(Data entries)

☆ ☆ ☆ ☆

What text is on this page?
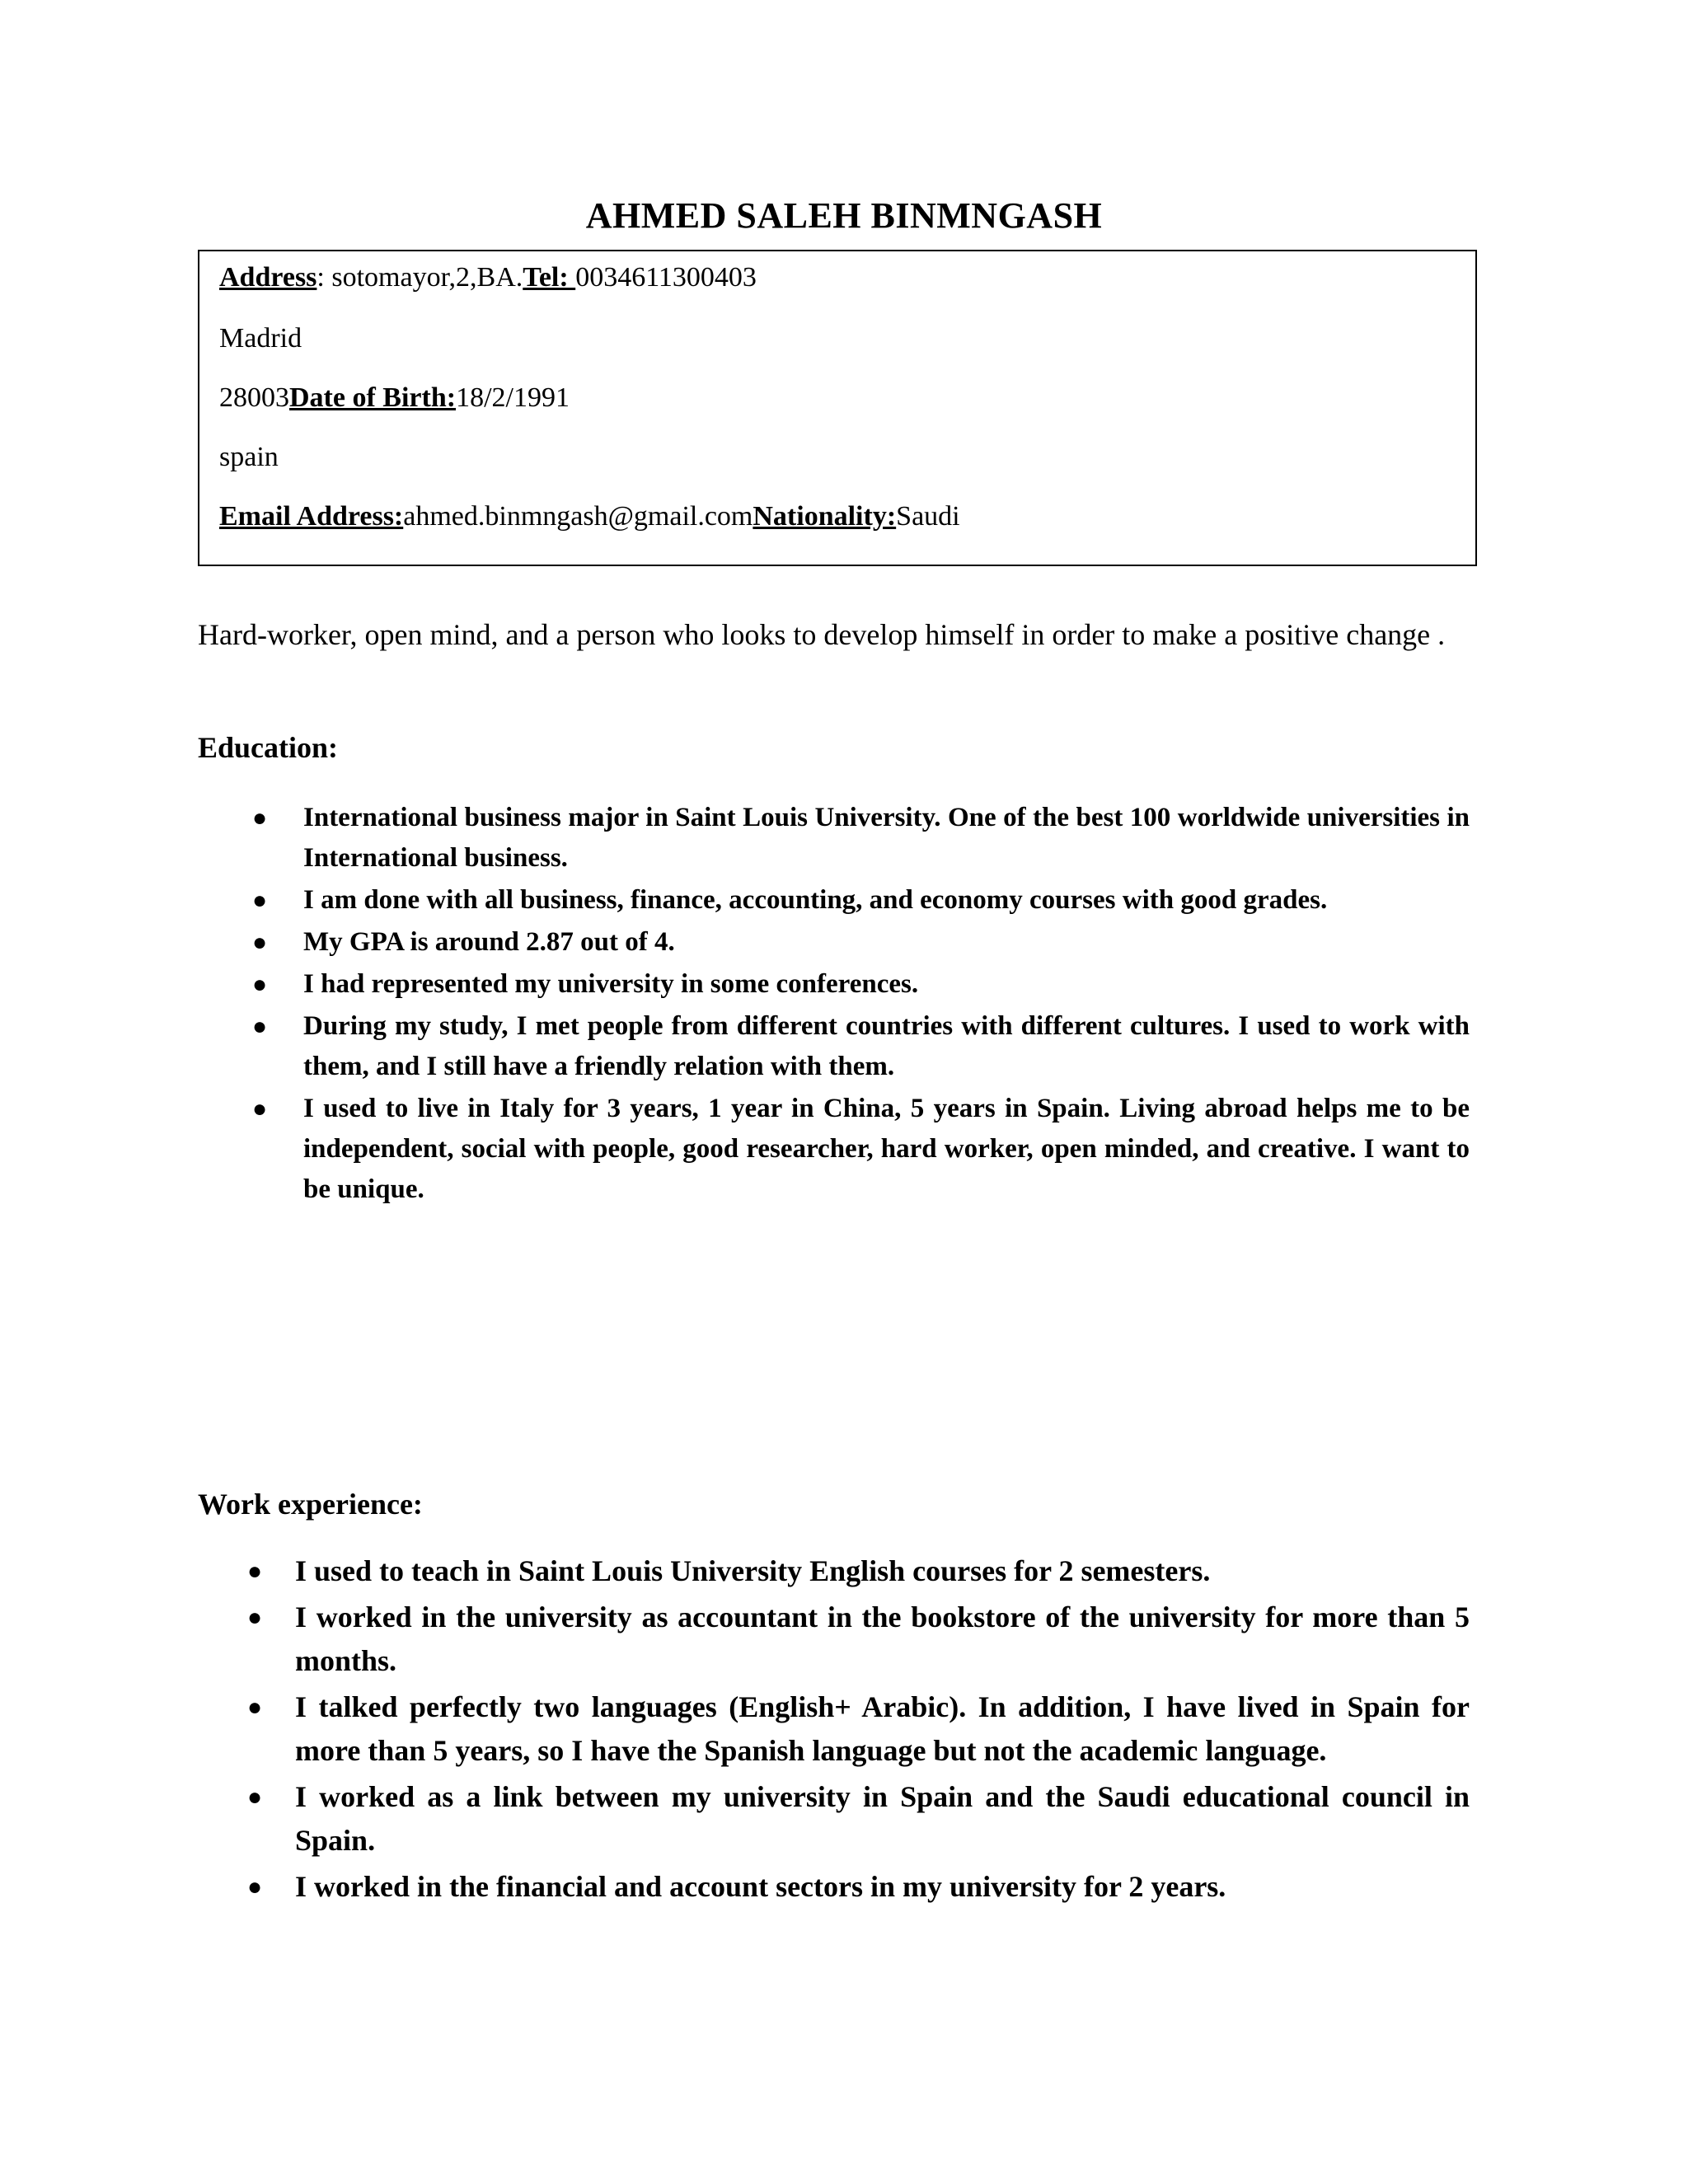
AHMED SALEH BINMNGASH
Address: sotomayor,2,BA.Tel: 0034611300403
Madrid
28003Date of Birth:18/2/1991
spain
Email Address:ahmed.binmngash@gmail.comNationality:Saudi
Hard-worker, open mind, and a person who looks to develop himself in order to make a positive change .
Education:
● International business major in Saint Louis University. One of the best 100 worldwide universities in International business.
● I am done with all business, finance, accounting, and economy courses with good grades.
● My GPA is around 2.87 out of 4.
● I had represented my university in some conferences.
● During my study, I met people from different countries with different cultures. I used to work with them, and I still have a friendly relation with them.
● I used to live in Italy for 3 years, 1 year in China, 5 years in Spain. Living abroad helps me to be independent, social with people, good researcher, hard worker, open minded, and creative. I want to be unique.
Work experience:
● I used to teach in Saint Louis University English courses for 2 semesters.
● I worked in the university as accountant in the bookstore of the university for more than 5 months.
● I talked perfectly two languages (English+ Arabic). In addition, I have lived in Spain for more than 5 years, so I have the Spanish language but not the academic language.
● I worked as a link between my university in Spain and the Saudi educational council in Spain.
● I worked in the financial and account sectors in my university for 2 years.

☆ ☆ ☆ ☆

_Objective_
Within the listing above, find every line containing the string "have" and return it.

_Response for this exercise_
● During my study, I met people from different countries with different cultures. I used to work with them, and I still have a friendly relation with them.
● I talked perfectly two languages (English+ Arabic). In addition, I have lived in Spain for more than 5 years, so I have the Spanish language but not the academic language.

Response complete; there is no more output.